Look for the string "Bass" in the lines and copy each line that has it.

Some records

»»

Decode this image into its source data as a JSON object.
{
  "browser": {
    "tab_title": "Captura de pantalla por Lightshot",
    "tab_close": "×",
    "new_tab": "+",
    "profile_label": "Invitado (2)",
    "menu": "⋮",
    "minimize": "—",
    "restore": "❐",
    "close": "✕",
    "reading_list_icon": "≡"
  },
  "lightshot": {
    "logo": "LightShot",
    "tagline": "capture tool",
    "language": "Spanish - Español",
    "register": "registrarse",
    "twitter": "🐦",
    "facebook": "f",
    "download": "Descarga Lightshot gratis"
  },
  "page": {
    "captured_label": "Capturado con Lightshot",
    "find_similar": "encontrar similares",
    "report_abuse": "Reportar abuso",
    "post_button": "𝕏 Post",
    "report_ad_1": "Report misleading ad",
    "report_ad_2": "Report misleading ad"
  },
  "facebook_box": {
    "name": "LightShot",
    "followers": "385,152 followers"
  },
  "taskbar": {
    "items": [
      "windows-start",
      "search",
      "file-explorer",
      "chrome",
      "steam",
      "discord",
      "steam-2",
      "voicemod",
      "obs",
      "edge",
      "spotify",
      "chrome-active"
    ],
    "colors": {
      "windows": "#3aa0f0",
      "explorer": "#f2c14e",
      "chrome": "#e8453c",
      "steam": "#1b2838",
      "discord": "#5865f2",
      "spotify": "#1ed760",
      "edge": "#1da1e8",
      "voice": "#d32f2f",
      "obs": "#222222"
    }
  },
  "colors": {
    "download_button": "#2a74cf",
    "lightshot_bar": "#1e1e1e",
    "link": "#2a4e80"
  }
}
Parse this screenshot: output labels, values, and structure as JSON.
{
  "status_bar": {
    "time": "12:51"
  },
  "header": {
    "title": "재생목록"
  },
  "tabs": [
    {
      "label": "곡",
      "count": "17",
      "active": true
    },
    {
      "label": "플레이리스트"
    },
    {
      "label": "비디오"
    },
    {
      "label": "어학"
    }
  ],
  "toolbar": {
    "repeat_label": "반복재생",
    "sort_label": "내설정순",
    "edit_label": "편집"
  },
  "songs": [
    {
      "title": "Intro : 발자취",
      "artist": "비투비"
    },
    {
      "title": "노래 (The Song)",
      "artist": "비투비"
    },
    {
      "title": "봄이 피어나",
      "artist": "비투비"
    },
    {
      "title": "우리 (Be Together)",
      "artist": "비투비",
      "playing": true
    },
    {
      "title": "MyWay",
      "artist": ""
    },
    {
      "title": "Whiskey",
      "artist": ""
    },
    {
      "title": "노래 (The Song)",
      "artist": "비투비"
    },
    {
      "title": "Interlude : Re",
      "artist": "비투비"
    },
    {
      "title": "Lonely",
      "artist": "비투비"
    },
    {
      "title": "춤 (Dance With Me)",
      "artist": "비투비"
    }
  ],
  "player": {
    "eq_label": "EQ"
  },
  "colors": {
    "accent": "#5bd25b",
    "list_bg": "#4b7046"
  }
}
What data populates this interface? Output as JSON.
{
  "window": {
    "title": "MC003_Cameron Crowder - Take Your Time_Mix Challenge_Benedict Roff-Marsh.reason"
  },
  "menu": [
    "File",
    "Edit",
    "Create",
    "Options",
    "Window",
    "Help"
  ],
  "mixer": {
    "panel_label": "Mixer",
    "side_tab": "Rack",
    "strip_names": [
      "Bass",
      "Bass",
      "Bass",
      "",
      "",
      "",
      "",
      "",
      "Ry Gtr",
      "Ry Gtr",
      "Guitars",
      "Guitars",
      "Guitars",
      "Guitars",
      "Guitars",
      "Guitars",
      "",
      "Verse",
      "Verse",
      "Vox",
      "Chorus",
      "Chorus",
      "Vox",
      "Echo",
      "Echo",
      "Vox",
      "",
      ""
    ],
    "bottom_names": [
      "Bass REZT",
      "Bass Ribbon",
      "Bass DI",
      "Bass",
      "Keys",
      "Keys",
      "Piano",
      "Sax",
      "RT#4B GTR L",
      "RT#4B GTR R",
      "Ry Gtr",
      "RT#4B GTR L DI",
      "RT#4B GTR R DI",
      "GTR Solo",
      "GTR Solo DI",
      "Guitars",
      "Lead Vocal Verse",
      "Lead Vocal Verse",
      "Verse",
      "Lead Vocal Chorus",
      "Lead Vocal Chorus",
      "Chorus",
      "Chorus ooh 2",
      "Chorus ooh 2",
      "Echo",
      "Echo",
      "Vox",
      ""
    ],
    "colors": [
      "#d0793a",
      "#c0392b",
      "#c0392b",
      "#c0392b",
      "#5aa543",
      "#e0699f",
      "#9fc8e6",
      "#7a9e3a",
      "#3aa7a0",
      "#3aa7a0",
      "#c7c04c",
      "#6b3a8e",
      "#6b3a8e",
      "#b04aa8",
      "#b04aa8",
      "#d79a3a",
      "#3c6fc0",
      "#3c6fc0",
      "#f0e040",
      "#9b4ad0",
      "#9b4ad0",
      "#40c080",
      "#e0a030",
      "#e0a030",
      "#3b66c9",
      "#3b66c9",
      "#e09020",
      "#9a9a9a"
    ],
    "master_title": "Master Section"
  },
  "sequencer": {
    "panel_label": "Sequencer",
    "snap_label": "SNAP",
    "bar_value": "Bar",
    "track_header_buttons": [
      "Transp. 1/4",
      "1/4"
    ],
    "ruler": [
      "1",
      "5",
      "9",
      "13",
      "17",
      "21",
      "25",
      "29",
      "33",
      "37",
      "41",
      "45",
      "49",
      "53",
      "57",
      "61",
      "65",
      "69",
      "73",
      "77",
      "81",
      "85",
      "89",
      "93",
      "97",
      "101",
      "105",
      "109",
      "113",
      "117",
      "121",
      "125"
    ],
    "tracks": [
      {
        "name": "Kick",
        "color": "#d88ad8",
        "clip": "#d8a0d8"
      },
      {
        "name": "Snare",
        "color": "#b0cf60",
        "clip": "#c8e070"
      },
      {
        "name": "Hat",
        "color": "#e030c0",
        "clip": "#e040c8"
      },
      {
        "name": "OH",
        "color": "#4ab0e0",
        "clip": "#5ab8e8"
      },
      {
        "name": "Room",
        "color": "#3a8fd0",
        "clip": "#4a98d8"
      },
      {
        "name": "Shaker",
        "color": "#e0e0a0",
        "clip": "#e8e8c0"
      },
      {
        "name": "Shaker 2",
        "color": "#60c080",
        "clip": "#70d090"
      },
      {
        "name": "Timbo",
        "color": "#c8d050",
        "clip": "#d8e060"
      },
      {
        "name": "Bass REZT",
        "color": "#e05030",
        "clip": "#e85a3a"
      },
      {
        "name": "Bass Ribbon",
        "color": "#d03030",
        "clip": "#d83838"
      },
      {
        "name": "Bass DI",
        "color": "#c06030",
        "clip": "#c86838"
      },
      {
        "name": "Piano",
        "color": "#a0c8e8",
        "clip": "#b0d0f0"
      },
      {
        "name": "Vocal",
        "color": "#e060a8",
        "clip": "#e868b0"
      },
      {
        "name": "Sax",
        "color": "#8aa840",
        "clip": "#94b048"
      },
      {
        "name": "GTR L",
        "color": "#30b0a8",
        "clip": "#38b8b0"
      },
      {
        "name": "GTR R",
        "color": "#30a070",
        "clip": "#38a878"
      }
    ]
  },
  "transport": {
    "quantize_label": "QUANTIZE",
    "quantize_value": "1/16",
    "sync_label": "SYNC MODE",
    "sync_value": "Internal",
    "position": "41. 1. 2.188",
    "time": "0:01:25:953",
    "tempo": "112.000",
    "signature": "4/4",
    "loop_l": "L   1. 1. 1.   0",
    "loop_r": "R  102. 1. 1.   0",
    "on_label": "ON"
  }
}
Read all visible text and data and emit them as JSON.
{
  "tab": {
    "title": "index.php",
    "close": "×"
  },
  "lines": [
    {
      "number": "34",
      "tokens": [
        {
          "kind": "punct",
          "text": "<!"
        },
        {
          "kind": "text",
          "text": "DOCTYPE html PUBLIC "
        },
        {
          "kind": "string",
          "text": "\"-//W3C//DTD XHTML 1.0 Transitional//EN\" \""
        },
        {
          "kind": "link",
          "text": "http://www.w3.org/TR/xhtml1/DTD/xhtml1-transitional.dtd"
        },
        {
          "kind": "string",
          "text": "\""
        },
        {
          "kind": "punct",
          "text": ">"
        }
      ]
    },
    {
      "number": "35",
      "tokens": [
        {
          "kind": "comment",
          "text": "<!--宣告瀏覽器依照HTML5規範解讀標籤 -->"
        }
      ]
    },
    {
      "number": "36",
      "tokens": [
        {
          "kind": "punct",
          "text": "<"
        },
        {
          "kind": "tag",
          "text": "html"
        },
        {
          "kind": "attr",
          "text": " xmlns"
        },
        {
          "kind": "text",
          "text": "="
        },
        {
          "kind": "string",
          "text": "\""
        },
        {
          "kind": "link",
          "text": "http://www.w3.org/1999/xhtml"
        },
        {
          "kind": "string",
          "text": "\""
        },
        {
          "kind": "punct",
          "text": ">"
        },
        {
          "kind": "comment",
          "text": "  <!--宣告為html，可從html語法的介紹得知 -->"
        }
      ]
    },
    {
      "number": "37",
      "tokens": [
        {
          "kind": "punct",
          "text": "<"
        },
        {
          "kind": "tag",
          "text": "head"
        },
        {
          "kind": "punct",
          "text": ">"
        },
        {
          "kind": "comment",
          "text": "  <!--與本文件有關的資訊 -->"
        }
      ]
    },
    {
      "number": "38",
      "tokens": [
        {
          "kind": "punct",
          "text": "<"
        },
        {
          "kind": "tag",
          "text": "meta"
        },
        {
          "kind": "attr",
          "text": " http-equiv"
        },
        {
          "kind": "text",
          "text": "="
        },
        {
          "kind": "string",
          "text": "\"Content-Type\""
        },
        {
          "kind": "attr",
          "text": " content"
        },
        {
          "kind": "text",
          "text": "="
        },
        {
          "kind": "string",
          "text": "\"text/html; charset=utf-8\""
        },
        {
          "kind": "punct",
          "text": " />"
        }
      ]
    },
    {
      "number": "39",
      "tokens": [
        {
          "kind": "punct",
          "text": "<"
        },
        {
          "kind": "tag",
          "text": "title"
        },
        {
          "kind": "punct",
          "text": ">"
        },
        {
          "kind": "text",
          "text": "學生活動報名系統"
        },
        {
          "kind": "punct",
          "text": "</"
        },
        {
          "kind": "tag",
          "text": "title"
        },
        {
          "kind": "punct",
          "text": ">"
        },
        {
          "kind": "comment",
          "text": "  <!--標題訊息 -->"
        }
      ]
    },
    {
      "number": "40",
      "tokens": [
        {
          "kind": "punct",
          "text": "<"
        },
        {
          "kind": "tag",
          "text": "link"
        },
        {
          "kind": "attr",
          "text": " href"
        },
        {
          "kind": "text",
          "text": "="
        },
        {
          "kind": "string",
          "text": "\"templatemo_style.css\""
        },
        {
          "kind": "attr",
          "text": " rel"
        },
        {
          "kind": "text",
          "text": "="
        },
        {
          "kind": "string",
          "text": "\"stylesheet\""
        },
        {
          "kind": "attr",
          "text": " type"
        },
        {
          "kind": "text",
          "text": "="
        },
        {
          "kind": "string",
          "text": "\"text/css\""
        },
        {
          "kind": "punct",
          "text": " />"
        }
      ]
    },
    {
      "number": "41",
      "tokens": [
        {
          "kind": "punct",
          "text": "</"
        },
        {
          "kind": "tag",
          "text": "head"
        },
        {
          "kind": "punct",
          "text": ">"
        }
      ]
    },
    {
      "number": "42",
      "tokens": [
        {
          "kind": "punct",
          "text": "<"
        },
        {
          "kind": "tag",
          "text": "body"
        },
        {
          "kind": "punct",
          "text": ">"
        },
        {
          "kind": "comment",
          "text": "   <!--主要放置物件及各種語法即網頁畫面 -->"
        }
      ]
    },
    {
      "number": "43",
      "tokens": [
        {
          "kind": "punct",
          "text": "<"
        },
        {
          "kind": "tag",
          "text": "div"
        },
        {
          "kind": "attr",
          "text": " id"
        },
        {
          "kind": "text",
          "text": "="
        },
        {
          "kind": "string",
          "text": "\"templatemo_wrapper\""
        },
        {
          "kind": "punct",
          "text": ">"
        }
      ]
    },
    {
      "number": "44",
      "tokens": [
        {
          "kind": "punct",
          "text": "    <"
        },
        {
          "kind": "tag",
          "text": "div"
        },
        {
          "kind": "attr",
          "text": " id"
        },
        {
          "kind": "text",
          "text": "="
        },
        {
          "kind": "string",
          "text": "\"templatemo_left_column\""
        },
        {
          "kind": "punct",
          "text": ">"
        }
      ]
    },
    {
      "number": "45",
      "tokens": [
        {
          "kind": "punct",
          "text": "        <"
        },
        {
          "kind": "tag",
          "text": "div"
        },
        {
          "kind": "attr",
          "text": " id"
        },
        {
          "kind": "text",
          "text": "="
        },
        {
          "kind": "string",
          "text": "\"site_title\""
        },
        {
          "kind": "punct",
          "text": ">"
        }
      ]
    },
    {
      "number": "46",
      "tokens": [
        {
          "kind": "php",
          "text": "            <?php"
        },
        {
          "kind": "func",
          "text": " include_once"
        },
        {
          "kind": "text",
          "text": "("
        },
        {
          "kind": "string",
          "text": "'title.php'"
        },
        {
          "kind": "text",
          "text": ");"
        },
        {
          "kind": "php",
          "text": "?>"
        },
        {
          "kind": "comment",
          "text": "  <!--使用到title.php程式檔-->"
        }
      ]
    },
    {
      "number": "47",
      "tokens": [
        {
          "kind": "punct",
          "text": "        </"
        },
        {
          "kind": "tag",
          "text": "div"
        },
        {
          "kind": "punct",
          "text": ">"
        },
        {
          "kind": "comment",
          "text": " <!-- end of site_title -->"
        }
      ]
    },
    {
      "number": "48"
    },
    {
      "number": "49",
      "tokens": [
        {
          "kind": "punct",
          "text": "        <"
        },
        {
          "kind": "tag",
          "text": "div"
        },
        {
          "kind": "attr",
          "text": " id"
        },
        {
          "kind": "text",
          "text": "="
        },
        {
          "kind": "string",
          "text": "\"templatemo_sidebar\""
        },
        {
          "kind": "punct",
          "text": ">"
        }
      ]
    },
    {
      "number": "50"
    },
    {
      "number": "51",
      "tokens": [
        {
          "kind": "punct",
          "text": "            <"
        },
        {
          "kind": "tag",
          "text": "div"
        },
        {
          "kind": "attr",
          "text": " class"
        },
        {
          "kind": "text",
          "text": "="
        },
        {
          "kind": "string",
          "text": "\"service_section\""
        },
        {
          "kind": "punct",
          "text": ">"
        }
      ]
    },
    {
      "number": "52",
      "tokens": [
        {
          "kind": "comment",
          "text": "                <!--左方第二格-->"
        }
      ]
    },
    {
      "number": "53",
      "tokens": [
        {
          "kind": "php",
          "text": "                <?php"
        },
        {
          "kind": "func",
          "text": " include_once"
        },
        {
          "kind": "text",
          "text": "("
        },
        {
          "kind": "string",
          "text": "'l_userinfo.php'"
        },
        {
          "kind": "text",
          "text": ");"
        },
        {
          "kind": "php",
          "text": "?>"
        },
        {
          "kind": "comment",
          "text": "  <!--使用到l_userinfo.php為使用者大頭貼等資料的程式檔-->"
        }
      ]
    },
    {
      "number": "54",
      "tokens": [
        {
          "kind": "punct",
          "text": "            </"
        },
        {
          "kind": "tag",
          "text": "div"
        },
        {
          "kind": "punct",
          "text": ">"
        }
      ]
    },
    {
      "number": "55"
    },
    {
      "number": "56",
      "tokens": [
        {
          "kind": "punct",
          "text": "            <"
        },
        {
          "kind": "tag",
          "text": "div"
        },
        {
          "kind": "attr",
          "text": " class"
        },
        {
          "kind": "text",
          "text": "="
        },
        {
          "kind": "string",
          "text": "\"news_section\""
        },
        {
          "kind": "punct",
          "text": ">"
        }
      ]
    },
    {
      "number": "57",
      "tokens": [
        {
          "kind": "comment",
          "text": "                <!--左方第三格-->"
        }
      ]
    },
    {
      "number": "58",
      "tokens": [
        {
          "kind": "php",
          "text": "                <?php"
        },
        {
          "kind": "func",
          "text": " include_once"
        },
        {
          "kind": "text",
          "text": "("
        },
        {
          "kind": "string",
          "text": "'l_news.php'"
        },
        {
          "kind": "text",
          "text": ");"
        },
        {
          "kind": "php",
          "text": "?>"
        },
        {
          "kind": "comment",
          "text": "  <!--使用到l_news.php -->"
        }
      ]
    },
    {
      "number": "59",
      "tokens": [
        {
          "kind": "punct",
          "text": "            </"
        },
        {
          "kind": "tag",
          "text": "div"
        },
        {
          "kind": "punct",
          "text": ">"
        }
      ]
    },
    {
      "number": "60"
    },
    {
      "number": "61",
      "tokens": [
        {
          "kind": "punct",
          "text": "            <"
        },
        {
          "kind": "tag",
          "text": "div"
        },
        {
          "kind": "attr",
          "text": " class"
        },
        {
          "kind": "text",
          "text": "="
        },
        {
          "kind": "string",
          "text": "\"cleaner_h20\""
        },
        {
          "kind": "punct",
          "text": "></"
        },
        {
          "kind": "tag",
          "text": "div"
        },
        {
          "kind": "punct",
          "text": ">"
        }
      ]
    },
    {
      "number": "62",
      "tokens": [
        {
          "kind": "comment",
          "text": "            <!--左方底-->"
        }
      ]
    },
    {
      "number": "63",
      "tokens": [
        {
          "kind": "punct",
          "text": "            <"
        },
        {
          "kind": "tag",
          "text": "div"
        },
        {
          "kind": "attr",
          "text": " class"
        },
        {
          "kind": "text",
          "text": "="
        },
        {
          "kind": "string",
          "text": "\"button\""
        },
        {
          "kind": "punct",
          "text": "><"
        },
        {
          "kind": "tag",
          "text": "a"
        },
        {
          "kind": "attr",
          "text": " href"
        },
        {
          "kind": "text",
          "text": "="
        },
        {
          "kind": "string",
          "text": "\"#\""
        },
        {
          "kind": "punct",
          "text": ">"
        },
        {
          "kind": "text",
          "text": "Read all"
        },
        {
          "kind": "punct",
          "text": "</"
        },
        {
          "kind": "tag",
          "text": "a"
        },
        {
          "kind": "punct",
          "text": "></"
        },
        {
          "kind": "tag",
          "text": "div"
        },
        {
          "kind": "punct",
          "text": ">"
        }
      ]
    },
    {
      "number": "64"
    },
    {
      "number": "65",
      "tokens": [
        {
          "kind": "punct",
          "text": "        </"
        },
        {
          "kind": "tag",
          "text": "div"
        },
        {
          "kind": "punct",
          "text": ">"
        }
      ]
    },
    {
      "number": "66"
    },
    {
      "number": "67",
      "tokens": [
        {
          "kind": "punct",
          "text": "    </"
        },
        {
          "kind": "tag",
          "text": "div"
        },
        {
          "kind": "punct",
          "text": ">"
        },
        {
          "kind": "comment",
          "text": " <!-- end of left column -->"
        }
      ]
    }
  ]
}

««

### ANSWER FOR THE TASK:
      "Bass",
      "Bass",
      "Bass",
      "Bass REZT",
      "Bass Ribbon",
      "Bass DI",
      "Bass",
        "name": "Bass REZT",
        "name": "Bass Ribbon",
        "name": "Bass DI",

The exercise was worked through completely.